◆ **Instruction**
Look through the listing and locate every line containing the word "средств"; copy those lines.

(Saved entries)

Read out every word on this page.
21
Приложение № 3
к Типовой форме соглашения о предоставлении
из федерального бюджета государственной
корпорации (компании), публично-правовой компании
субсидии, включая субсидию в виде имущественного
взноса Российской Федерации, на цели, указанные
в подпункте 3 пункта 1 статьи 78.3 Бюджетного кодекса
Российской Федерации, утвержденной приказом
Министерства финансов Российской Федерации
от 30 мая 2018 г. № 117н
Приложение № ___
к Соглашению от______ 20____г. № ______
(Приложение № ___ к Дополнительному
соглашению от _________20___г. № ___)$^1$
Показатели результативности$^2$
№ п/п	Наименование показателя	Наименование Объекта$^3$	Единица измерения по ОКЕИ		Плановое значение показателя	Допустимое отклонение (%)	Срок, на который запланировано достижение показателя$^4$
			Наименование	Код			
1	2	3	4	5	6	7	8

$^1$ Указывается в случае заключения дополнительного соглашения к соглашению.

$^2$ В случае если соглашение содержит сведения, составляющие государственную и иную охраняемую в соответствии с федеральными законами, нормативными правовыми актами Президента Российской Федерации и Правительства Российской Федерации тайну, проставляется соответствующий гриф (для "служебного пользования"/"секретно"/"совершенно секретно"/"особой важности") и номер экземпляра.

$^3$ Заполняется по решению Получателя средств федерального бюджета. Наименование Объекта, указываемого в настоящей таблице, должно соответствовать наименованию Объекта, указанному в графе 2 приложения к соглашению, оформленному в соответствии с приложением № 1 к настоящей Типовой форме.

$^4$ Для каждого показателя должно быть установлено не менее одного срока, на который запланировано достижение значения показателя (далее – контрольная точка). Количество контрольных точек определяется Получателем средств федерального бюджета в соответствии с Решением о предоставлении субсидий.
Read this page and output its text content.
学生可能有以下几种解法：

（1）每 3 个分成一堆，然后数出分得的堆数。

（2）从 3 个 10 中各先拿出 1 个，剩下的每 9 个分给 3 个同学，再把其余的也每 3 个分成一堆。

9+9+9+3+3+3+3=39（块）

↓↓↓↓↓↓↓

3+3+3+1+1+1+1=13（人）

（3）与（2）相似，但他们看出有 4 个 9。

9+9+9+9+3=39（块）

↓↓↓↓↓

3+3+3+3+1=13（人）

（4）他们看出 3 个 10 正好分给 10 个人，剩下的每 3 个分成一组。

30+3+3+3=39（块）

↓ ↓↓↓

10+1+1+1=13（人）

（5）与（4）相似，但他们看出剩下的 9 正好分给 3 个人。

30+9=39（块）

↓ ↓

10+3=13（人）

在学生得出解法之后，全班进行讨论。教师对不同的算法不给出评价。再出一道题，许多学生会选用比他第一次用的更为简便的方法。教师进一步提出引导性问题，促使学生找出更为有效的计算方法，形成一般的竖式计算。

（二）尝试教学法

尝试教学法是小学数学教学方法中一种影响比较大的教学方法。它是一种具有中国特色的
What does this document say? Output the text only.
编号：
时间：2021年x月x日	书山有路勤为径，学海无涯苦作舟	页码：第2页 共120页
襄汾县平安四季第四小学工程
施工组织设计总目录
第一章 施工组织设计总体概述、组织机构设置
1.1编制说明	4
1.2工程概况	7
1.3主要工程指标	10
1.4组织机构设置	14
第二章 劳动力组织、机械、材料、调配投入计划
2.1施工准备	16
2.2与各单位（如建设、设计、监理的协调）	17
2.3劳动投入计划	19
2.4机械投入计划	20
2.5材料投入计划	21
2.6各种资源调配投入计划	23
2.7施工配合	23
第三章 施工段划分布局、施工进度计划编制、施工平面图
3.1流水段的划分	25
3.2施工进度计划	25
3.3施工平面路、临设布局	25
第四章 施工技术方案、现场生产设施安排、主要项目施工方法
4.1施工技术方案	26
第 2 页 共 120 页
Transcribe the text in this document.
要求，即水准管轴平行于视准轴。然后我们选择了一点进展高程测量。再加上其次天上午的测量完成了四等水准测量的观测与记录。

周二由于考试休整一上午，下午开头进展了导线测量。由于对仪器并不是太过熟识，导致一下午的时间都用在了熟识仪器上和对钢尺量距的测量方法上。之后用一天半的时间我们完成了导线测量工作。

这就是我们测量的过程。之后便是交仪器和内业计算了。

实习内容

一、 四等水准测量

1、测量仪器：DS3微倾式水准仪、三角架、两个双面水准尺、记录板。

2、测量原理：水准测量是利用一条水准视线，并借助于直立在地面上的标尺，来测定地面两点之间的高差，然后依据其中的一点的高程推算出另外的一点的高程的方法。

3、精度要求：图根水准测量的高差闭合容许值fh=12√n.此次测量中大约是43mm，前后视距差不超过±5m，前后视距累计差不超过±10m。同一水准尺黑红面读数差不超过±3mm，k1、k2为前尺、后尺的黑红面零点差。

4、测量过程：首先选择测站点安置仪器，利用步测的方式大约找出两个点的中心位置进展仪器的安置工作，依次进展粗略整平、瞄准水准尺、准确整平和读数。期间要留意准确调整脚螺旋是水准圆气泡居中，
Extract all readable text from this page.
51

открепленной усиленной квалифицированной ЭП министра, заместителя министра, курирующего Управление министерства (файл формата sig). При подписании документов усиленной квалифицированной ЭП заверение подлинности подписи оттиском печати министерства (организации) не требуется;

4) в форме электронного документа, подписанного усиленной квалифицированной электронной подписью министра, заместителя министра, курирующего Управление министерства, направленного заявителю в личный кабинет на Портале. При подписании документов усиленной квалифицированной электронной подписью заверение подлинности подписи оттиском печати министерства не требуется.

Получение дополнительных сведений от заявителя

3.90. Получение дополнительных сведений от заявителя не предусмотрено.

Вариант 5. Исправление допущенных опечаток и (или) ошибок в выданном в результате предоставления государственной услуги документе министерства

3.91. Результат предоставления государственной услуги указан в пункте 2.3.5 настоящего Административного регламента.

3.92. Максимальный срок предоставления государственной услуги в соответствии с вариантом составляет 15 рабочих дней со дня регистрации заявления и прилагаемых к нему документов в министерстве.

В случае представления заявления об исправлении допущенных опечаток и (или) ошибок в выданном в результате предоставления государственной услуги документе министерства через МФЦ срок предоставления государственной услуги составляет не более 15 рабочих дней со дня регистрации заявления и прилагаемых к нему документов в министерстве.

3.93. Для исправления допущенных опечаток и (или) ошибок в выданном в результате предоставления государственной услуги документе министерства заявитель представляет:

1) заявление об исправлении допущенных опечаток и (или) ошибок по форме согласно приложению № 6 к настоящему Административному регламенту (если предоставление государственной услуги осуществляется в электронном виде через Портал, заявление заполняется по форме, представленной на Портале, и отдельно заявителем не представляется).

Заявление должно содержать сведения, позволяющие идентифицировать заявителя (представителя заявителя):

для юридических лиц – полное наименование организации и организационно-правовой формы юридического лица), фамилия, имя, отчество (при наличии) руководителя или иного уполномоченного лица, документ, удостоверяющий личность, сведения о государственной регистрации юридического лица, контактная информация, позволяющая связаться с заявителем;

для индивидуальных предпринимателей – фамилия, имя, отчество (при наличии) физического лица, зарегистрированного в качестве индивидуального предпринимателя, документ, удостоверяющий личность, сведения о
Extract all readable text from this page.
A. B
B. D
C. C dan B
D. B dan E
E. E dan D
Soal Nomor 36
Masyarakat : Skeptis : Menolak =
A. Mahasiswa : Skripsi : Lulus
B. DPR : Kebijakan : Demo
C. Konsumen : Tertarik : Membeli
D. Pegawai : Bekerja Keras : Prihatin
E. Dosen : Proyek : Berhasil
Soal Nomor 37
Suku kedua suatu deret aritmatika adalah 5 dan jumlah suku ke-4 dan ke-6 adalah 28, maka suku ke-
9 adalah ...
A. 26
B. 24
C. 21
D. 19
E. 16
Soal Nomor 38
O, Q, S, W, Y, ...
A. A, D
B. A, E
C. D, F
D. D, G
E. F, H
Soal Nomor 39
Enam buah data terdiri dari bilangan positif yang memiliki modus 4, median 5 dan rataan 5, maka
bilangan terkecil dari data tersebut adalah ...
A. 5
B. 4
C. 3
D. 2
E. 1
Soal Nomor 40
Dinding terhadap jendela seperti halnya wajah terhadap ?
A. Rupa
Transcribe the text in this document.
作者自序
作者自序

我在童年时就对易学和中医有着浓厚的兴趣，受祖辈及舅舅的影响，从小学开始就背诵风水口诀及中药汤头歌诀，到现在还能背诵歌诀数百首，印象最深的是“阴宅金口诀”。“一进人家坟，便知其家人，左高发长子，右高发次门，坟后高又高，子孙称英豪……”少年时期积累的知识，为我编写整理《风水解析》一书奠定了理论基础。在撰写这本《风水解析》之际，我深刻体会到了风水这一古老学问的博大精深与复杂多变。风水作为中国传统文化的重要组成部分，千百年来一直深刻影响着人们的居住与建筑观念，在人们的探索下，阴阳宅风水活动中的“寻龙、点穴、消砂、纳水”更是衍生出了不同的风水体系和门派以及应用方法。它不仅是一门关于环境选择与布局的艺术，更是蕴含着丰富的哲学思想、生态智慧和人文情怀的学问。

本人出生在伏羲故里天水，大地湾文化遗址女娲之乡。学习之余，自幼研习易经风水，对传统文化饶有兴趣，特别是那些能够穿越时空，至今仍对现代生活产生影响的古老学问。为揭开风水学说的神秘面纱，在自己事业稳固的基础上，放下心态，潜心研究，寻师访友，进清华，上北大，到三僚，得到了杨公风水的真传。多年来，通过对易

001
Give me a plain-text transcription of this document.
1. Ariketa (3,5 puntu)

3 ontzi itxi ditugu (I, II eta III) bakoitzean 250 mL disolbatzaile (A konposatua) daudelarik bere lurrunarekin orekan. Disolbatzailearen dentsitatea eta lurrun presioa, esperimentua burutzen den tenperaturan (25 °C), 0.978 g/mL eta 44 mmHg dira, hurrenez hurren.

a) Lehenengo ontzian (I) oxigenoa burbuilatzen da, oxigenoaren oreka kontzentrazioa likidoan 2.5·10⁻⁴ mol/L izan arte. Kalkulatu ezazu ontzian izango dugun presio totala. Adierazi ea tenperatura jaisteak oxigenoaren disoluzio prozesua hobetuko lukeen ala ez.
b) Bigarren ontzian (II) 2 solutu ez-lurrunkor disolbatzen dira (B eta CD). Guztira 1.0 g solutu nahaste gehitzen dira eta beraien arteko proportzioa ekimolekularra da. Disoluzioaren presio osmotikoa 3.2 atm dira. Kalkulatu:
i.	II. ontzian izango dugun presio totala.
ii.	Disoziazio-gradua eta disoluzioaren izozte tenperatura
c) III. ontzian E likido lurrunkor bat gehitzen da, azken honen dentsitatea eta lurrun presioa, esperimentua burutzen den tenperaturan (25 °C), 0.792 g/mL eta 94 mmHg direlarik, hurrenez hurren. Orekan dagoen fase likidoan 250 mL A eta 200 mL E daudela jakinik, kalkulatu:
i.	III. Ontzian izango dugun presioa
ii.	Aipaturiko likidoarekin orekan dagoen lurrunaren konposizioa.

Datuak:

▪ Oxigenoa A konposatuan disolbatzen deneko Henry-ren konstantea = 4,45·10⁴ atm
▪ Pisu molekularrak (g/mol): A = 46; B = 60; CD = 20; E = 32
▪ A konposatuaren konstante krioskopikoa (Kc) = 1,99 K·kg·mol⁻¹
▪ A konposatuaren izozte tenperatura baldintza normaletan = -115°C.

◆ **Exercise output**
$^3$ Заполняется по решению Получателя средств федерального бюджета. Наименование Объекта, указываемого в настоящей таблице, должно соответствовать наименованию Объекта, указанному в графе 2 приложения к соглашению, оформленному в соответствии с приложением № 1 к настоящей Типовой форме.
$^4$ Для каждого показателя должно быть установлено не менее одного срока, на который запланировано достижение значения показателя (далее – контрольная точка). Количество контрольных точек определяется Получателем средств федерального бюджета в соответствии с Решением о предоставлении субсидий.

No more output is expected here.